> **Задание A**
Изложите отрывок о Шопене и Соланж в двух предложениях.
> **Задание B**
Продолжите отрывок о Шопене и Соланж после его последнего предложения.

> **Отрывок**
===
В 1845 году Соланж исполняется семнадцать лет. Ее взаимоотношения с Шопеном становятся все теснее.
«Я чувствую, — пишет он, — как меня поглощает странная атмосфера этого года. Я существую в некоем воображаемом пространстве. Работаю все время, не скитаюсь с места на место, но и не делаю ничего сколько-нибудь ценного. Все дни и вечера провожу в своей комнате. Перед возвращением я должен привести в порядок рукописи, потому что зимой сочинять не могу. Вчера Соланж оторвала меня от работы, попросив что-то ей сыграть. Сегодня она захотела, чтобы я смотрел, как рубят дерево. Вернулся с прогулки вместе с ней: она настояла, чтобы я поехал кататься в открытом экипаже».
===
> **Предоставленные записи**
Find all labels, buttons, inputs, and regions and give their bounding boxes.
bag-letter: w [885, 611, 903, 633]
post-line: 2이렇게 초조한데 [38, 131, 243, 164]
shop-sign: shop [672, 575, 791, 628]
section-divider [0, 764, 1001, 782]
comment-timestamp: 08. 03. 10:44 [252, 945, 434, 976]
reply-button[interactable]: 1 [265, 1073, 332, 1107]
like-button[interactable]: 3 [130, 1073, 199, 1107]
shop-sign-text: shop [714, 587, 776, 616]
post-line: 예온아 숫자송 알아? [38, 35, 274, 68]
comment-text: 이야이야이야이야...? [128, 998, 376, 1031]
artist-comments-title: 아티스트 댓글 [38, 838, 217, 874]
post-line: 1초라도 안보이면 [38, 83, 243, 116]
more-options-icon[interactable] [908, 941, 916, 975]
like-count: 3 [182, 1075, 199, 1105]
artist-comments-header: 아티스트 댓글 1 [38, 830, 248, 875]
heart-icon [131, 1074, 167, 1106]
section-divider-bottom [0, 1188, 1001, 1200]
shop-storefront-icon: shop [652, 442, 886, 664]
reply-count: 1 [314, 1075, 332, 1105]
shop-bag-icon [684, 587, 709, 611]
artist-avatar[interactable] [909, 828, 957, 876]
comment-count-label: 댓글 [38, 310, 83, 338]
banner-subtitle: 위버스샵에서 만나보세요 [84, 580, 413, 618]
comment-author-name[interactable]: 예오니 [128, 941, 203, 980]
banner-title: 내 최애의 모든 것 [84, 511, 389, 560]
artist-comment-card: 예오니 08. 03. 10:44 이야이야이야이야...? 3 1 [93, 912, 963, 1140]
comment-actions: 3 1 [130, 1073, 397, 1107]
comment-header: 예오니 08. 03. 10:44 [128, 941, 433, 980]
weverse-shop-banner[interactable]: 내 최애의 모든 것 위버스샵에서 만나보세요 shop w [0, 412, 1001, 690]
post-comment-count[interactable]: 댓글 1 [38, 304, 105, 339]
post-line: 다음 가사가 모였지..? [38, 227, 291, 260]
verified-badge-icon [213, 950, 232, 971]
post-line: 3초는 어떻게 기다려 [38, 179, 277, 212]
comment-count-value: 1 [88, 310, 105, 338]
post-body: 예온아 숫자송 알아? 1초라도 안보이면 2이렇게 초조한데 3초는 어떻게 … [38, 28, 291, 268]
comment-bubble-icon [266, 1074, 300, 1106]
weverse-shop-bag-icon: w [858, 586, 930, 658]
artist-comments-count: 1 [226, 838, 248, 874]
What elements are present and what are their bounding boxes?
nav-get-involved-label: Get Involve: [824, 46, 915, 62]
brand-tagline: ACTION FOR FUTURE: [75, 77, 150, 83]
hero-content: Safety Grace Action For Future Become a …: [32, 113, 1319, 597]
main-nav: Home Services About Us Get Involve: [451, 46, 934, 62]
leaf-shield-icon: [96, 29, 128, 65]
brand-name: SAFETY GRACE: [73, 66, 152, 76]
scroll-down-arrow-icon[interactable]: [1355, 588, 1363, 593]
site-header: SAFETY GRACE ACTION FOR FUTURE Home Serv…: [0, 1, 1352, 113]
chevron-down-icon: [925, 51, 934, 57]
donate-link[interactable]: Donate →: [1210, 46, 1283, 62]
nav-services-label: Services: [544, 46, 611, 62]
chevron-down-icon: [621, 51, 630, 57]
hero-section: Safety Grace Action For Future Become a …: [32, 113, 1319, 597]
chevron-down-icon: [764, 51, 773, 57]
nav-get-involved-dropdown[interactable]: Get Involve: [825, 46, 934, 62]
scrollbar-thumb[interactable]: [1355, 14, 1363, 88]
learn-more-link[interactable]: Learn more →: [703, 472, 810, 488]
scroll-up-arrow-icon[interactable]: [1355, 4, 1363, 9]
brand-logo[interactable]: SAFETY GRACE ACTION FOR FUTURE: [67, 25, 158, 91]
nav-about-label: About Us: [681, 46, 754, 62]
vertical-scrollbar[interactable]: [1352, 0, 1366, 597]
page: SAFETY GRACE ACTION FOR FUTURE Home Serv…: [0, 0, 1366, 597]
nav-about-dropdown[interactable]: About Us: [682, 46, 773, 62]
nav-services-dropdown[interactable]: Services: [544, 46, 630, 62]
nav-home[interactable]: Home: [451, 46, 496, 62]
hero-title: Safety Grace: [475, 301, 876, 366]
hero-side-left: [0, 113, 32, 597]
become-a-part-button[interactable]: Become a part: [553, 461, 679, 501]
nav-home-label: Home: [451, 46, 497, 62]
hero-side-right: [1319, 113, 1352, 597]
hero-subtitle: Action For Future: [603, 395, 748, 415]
===
> **Ответ к заданию A**
В 1845 году Соланж исполняется семнадцать лет, и ее отношения с Шопеном становятся все теснее. В письме Шопен признается, что живет словно в воображаемом пространстве: он целыми днями работает в своей комнате, не создавая ничего ценного, и приводит в порядок рукописи, а Соланж отрывает его от дел, прося сыграть, посмотреть на рубку дерева и прокатиться в открытом экипаже.

> **Ответ к заданию B**
Отношения Шопена и Соланж не прояснены ни одним из биографов. Известно их настойчивое стремление отвести от Шопена различные смутные слухи. Однажды, например, в Париж просочилась новость, будто бы Шопен просил руки Соланж. Мать тут же объявила этот слух лишенным основания. Но все биографы утверждают, что именно дети Санд стали причиной ее разрыва с Шопеном. Он был, действительно, очень привязан к Соланж и не любил самонадеянного Мориса, который мнил себя большим художником.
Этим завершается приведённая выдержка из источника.